──────── EXTRACTED RECORDS ────────

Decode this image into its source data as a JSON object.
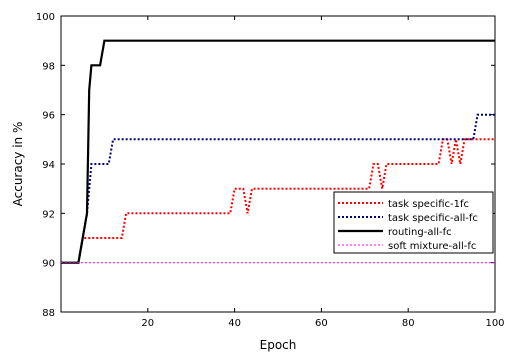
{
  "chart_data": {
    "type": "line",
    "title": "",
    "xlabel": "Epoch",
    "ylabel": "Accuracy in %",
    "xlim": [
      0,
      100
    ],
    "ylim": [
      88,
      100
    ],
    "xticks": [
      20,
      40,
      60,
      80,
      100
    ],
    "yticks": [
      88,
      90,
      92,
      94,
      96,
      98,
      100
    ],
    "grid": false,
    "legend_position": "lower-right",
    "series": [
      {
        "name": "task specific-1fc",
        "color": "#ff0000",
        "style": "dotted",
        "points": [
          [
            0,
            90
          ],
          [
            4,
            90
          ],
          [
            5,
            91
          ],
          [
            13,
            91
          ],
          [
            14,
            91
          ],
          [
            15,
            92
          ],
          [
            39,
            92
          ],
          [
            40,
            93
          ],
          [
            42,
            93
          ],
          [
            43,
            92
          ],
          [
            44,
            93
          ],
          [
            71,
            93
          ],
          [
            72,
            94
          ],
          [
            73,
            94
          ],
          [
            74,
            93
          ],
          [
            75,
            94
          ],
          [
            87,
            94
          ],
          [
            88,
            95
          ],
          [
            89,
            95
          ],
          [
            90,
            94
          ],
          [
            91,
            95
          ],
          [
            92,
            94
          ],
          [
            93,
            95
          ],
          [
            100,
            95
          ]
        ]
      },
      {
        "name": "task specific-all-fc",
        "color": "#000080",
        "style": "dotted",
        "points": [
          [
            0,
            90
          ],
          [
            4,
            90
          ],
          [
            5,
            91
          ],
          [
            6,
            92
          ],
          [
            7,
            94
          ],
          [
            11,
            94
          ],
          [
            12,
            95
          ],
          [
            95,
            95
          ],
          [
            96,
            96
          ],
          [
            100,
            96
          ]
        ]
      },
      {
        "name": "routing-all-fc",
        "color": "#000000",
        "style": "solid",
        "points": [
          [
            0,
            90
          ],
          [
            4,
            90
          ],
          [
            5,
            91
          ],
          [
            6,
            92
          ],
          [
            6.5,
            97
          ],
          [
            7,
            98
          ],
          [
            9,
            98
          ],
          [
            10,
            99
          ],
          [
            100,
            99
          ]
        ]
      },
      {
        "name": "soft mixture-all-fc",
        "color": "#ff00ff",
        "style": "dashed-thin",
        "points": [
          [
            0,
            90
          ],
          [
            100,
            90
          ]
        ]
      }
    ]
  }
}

────────

Transcribe the listing above verbatim. Omit the pictures.

Decode this image into its source data as a JSON object.
{
  "chart_data": {
    "type": "line",
    "title": "",
    "xlabel": "Epoch",
    "ylabel": "Accuracy in %",
    "xlim": [
      0,
      100
    ],
    "ylim": [
      88,
      100
    ],
    "xticks": [
      20,
      40,
      60,
      80,
      100
    ],
    "yticks": [
      88,
      90,
      92,
      94,
      96,
      98,
      100
    ],
    "grid": false,
    "legend_position": "lower-right",
    "series": [
      {
        "name": "task specific-1fc",
        "color": "#ff0000",
        "style": "dotted",
        "points": [
          [
            0,
            90
          ],
          [
            4,
            90
          ],
          [
            5,
            91
          ],
          [
            13,
            91
          ],
          [
            14,
            91
          ],
          [
            15,
            92
          ],
          [
            39,
            92
          ],
          [
            40,
            93
          ],
          [
            42,
            93
          ],
          [
            43,
            92
          ],
          [
            44,
            93
          ],
          [
            71,
            93
          ],
          [
            72,
            94
          ],
          [
            73,
            94
          ],
          [
            74,
            93
          ],
          [
            75,
            94
          ],
          [
            87,
            94
          ],
          [
            88,
            95
          ],
          [
            89,
            95
          ],
          [
            90,
            94
          ],
          [
            91,
            95
          ],
          [
            92,
            94
          ],
          [
            93,
            95
          ],
          [
            100,
            95
          ]
        ]
      },
      {
        "name": "task specific-all-fc",
        "color": "#000080",
        "style": "dotted",
        "points": [
          [
            0,
            90
          ],
          [
            4,
            90
          ],
          [
            5,
            91
          ],
          [
            6,
            92
          ],
          [
            7,
            94
          ],
          [
            11,
            94
          ],
          [
            12,
            95
          ],
          [
            95,
            95
          ],
          [
            96,
            96
          ],
          [
            100,
            96
          ]
        ]
      },
      {
        "name": "routing-all-fc",
        "color": "#000000",
        "style": "solid",
        "points": [
          [
            0,
            90
          ],
          [
            4,
            90
          ],
          [
            5,
            91
          ],
          [
            6,
            92
          ],
          [
            6.5,
            97
          ],
          [
            7,
            98
          ],
          [
            9,
            98
          ],
          [
            10,
            99
          ],
          [
            100,
            99
          ]
        ]
      },
      {
        "name": "soft mixture-all-fc",
        "color": "#ff00ff",
        "style": "dashed-thin",
        "points": [
          [
            0,
            90
          ],
          [
            100,
            90
          ]
        ]
      }
    ]
  }
}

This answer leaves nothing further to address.